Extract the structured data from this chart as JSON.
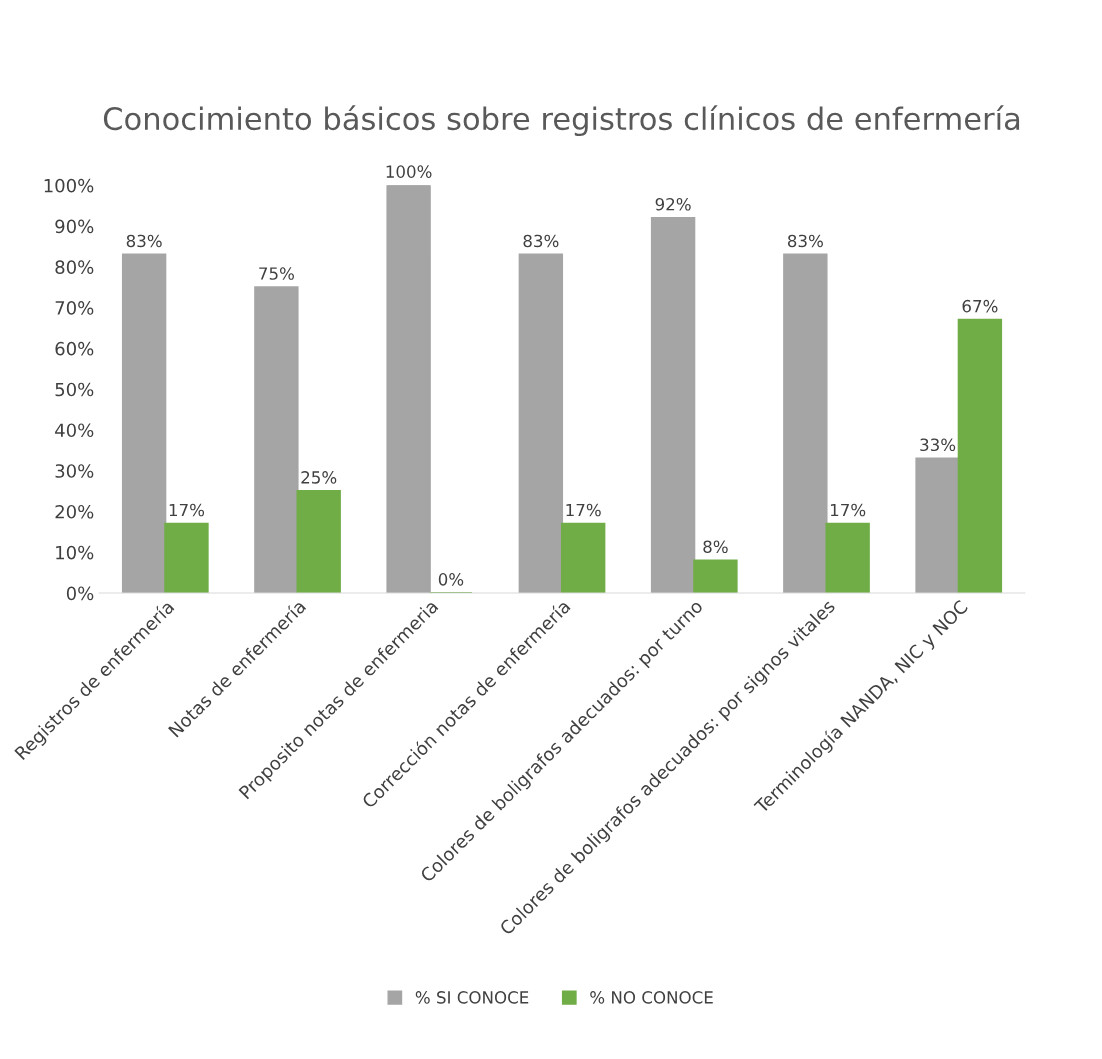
{
  "chart_data": {
    "type": "bar",
    "title": "Conocimiento básicos sobre registros clínicos de enfermería",
    "categories": [
      "Registros de enfermería",
      "Notas de enfermería",
      "Proposito notas de enfermeria",
      "Corrección notas de enfermería",
      "Colores de boligrafos adecuados: por turno",
      "Colores de boligrafos adecuados: por signos vitales",
      "Terminología NANDA, NIC y NOC"
    ],
    "series": [
      {
        "name": "% SI CONOCE",
        "color": "#a5a5a5",
        "values": [
          83,
          75,
          100,
          83,
          92,
          83,
          33
        ],
        "value_labels": [
          "83%",
          "75%",
          "100%",
          "83%",
          "92%",
          "83%",
          "33%"
        ]
      },
      {
        "name": "% NO CONOCE",
        "color": "#70ad47",
        "values": [
          17,
          25,
          0,
          17,
          8,
          17,
          67
        ],
        "value_labels": [
          "17%",
          "25%",
          "0%",
          "17%",
          "8%",
          "17%",
          "67%"
        ]
      }
    ],
    "ylim": [
      0,
      100
    ],
    "yticks": [
      {
        "value": 0,
        "label": "0%"
      },
      {
        "value": 10,
        "label": "10%"
      },
      {
        "value": 20,
        "label": "20%"
      },
      {
        "value": 30,
        "label": "30%"
      },
      {
        "value": 40,
        "label": "40%"
      },
      {
        "value": 50,
        "label": "50%"
      },
      {
        "value": 60,
        "label": "60%"
      },
      {
        "value": 70,
        "label": "70%"
      },
      {
        "value": 80,
        "label": "80%"
      },
      {
        "value": 90,
        "label": "90%"
      },
      {
        "value": 100,
        "label": "100%"
      }
    ],
    "grid": false,
    "legend": "bottom"
  }
}
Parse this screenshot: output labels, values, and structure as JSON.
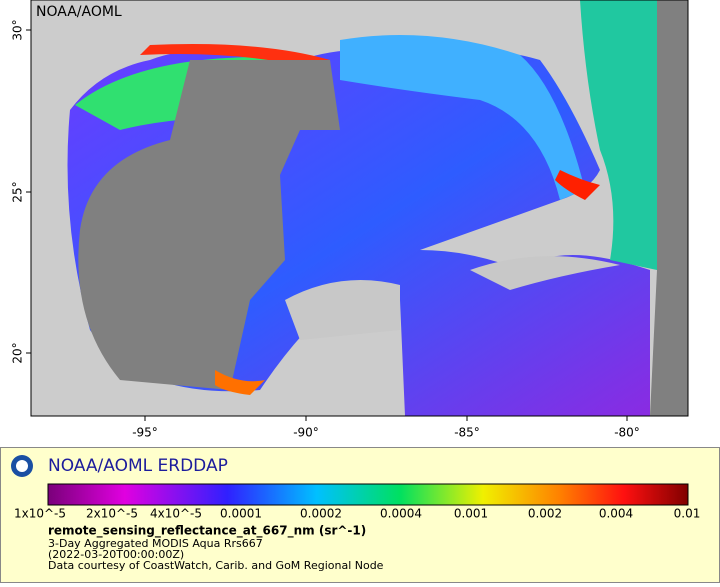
{
  "map": {
    "watermark": "NOAA/AOML",
    "x_ticks": [
      "-95°",
      "-90°",
      "-85°",
      "-80°"
    ],
    "y_ticks": [
      "30°",
      "25°",
      "20°"
    ]
  },
  "legend": {
    "title": "NOAA/AOML ERDDAP",
    "colorbar_labels": [
      "1x10^-5",
      "2x10^-5",
      "4x10^-5",
      "0.0001",
      "0.0002",
      "0.0004",
      "0.001",
      "0.002",
      "0.004",
      "0.01"
    ],
    "variable": "remote_sensing_reflectance_at_667_nm (sr^-1)",
    "lines": [
      "3-Day Aggregated MODIS Aqua Rrs667",
      "(2022-03-20T00:00:00Z)",
      "Data courtesy of CoastWatch, Carib. and GoM Regional Node"
    ]
  }
}
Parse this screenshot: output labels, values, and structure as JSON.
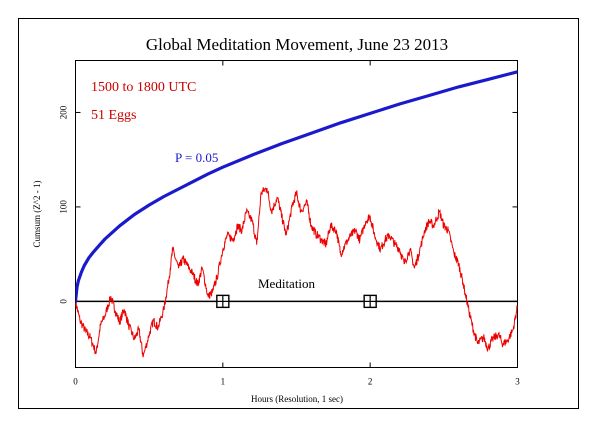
{
  "chart_data": {
    "type": "line",
    "title": "Global Meditation Movement, June 23 2013",
    "xlabel": "Hours (Resolution, 1 sec)",
    "ylabel": "Cumsum (Z^2 - 1)",
    "xlim": [
      0,
      3
    ],
    "ylim": [
      -70,
      255
    ],
    "x_ticks": [
      {
        "value": 0,
        "label": "0"
      },
      {
        "value": 1,
        "label": "1"
      },
      {
        "value": 2,
        "label": "2"
      },
      {
        "value": 3,
        "label": "3"
      }
    ],
    "y_ticks": [
      {
        "value": 0,
        "label": "0"
      },
      {
        "value": 100,
        "label": "100"
      },
      {
        "value": 200,
        "label": "200"
      }
    ],
    "grid": false,
    "annotations": {
      "time_range": "1500 to 1800 UTC",
      "eggs": "51 Eggs",
      "p_label": "P = 0.05",
      "event_label": "Meditation"
    },
    "event_markers": [
      1.0,
      2.0
    ],
    "colors": {
      "data": "#ee0000",
      "p_curve": "#1a1acc",
      "annotation": "#cc0000"
    },
    "series": [
      {
        "role": "cumsum",
        "x": [
          0,
          0.03,
          0.07,
          0.1,
          0.14,
          0.17,
          0.2,
          0.24,
          0.27,
          0.3,
          0.33,
          0.36,
          0.4,
          0.43,
          0.46,
          0.5,
          0.53,
          0.56,
          0.6,
          0.63,
          0.66,
          0.7,
          0.73,
          0.76,
          0.8,
          0.83,
          0.86,
          0.9,
          0.93,
          0.96,
          1.0,
          1.03,
          1.07,
          1.1,
          1.13,
          1.16,
          1.2,
          1.23,
          1.26,
          1.3,
          1.33,
          1.37,
          1.4,
          1.43,
          1.47,
          1.5,
          1.53,
          1.57,
          1.6,
          1.63,
          1.67,
          1.7,
          1.73,
          1.77,
          1.8,
          1.83,
          1.87,
          1.9,
          1.93,
          1.97,
          2.0,
          2.03,
          2.07,
          2.1,
          2.13,
          2.17,
          2.2,
          2.23,
          2.27,
          2.3,
          2.33,
          2.37,
          2.4,
          2.43,
          2.47,
          2.5,
          2.53,
          2.57,
          2.6,
          2.63,
          2.67,
          2.7,
          2.73,
          2.77,
          2.8,
          2.83,
          2.87,
          2.9,
          2.93,
          2.97,
          3.0
        ],
        "y": [
          0,
          -20,
          -32,
          -38,
          -55,
          -25,
          -15,
          5,
          -10,
          -22,
          -8,
          -25,
          -40,
          -30,
          -58,
          -35,
          -20,
          -28,
          -8,
          20,
          55,
          35,
          45,
          38,
          28,
          18,
          35,
          5,
          10,
          25,
          55,
          70,
          65,
          80,
          75,
          95,
          85,
          60,
          115,
          120,
          95,
          110,
          90,
          70,
          100,
          115,
          95,
          105,
          80,
          72,
          65,
          60,
          80,
          75,
          50,
          60,
          70,
          75,
          65,
          85,
          90,
          70,
          55,
          65,
          70,
          60,
          55,
          40,
          55,
          35,
          50,
          75,
          85,
          80,
          95,
          80,
          75,
          50,
          40,
          20,
          -10,
          -30,
          -45,
          -38,
          -50,
          -40,
          -35,
          -45,
          -42,
          -30,
          -5
        ]
      },
      {
        "role": "p05_envelope",
        "name": "P = 0.05",
        "x": [
          0,
          0.01,
          0.02,
          0.04,
          0.06,
          0.09,
          0.12,
          0.16,
          0.2,
          0.25,
          0.3,
          0.4,
          0.5,
          0.6,
          0.7,
          0.8,
          0.9,
          1.0,
          1.2,
          1.4,
          1.6,
          1.8,
          2.0,
          2.2,
          2.4,
          2.6,
          2.8,
          3.0
        ],
        "y": [
          0,
          15,
          22,
          31,
          38,
          46,
          52,
          59,
          66,
          73,
          80,
          92,
          102,
          111,
          119,
          127,
          135,
          142,
          155,
          167,
          178,
          189,
          199,
          209,
          218,
          227,
          235,
          243
        ]
      }
    ]
  }
}
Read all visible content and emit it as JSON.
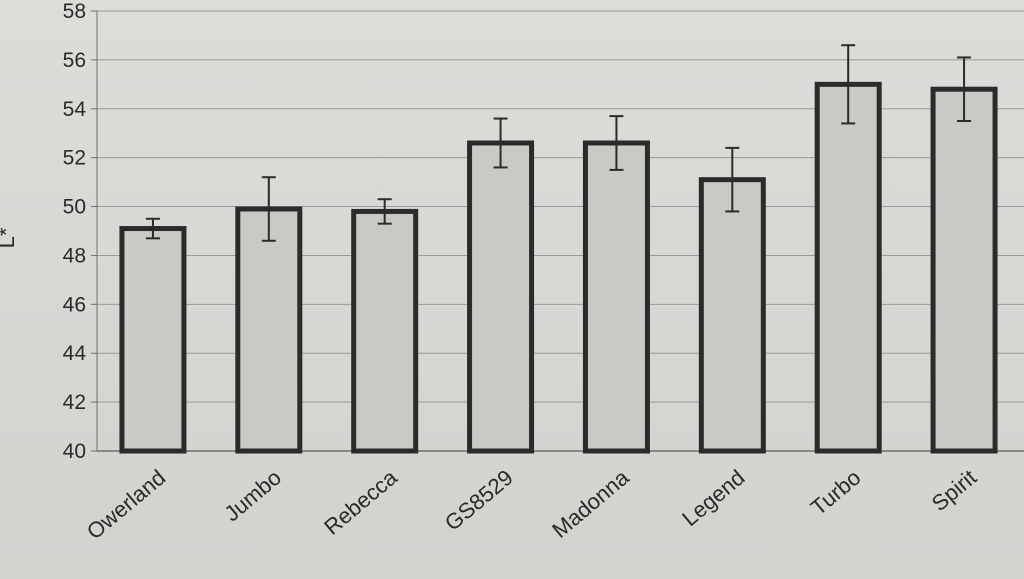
{
  "chart_data": {
    "type": "bar",
    "title": "",
    "xlabel": "",
    "ylabel": "L*",
    "ylim": [
      40,
      58
    ],
    "y_ticks": [
      40,
      42,
      44,
      46,
      48,
      50,
      52,
      54,
      56,
      58
    ],
    "grid": true,
    "categories": [
      "Owerland",
      "Jumbo",
      "Rebecca",
      "GS8529",
      "Madonna",
      "Legend",
      "Turbo",
      "Spirit"
    ],
    "values": [
      49.1,
      49.9,
      49.8,
      52.6,
      52.6,
      51.1,
      55.0,
      54.8
    ],
    "error_bars": [
      0.4,
      1.3,
      0.5,
      1.0,
      1.1,
      1.3,
      1.6,
      1.3
    ],
    "colors": {
      "bar_fill": "#c9c9c6",
      "bar_stroke": "#2b2b2b",
      "grid": "#9a9a98",
      "text": "#2a2a2a"
    }
  }
}
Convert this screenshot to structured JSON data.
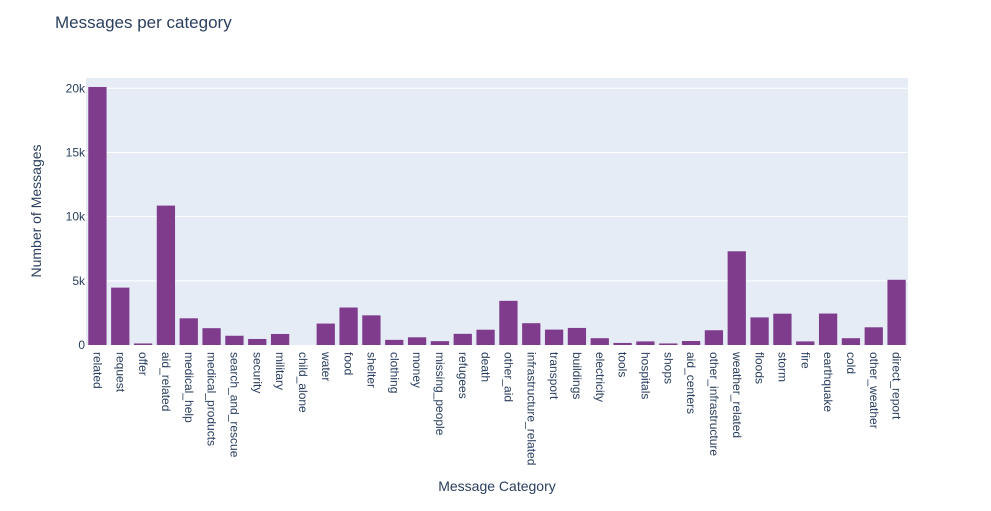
{
  "chart_data": {
    "type": "bar",
    "title": "Messages per category",
    "xlabel": "Message Category",
    "ylabel": "Number of Messages",
    "ylim": [
      0,
      20800
    ],
    "yticks": [
      0,
      5000,
      10000,
      15000,
      20000
    ],
    "ytick_labels": [
      "0",
      "5k",
      "10k",
      "15k",
      "20k"
    ],
    "grid": true,
    "bar_color": "#7f3c8d",
    "plot_bg": "#e5ecf6",
    "categories": [
      "related",
      "request",
      "offer",
      "aid_related",
      "medical_help",
      "medical_products",
      "search_and_rescue",
      "security",
      "military",
      "child_alone",
      "water",
      "food",
      "shelter",
      "clothing",
      "money",
      "missing_people",
      "refugees",
      "death",
      "other_aid",
      "infrastructure_related",
      "transport",
      "buildings",
      "electricity",
      "tools",
      "hospitals",
      "shops",
      "aid_centers",
      "other_infrastructure",
      "weather_related",
      "floods",
      "storm",
      "fire",
      "earthquake",
      "cold",
      "other_weather",
      "direct_report"
    ],
    "values": [
      20100,
      4470,
      120,
      10860,
      2080,
      1310,
      720,
      470,
      860,
      0,
      1670,
      2920,
      2310,
      400,
      600,
      300,
      870,
      1190,
      3440,
      1700,
      1200,
      1330,
      530,
      160,
      280,
      120,
      310,
      1150,
      7300,
      2150,
      2440,
      280,
      2450,
      530,
      1380,
      5080
    ]
  }
}
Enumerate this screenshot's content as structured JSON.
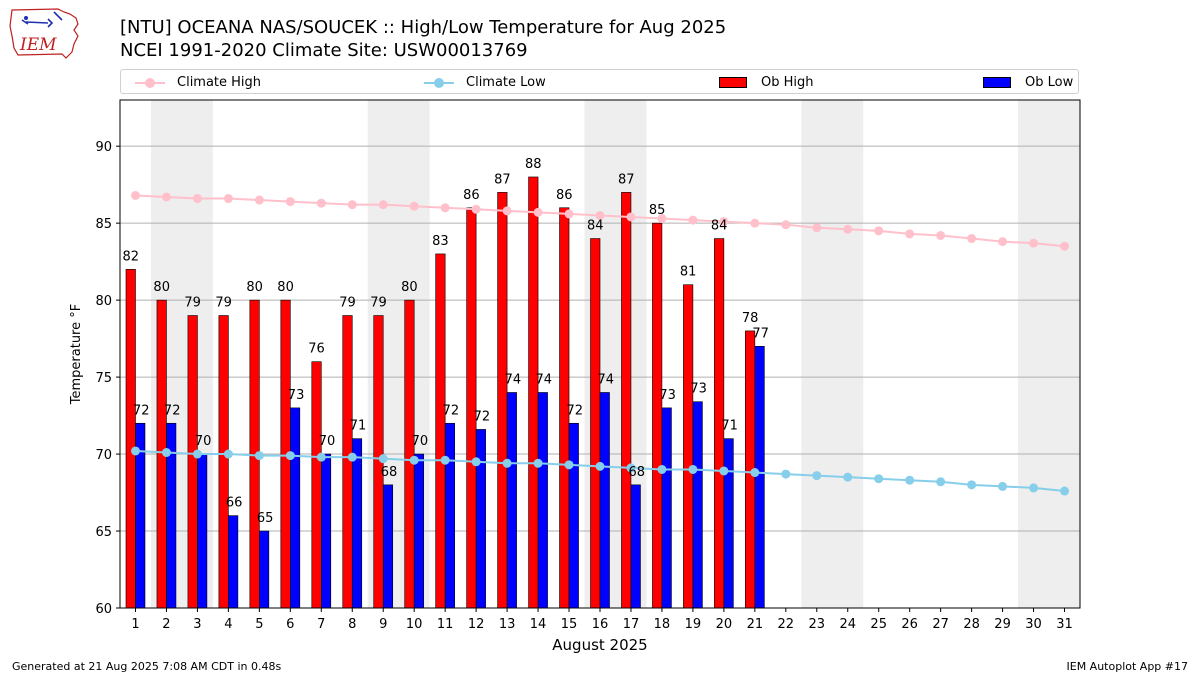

_Problem statement_:
Say how many lines in the records contain the string "Meditation", and say nothing else.

_Task output_:
2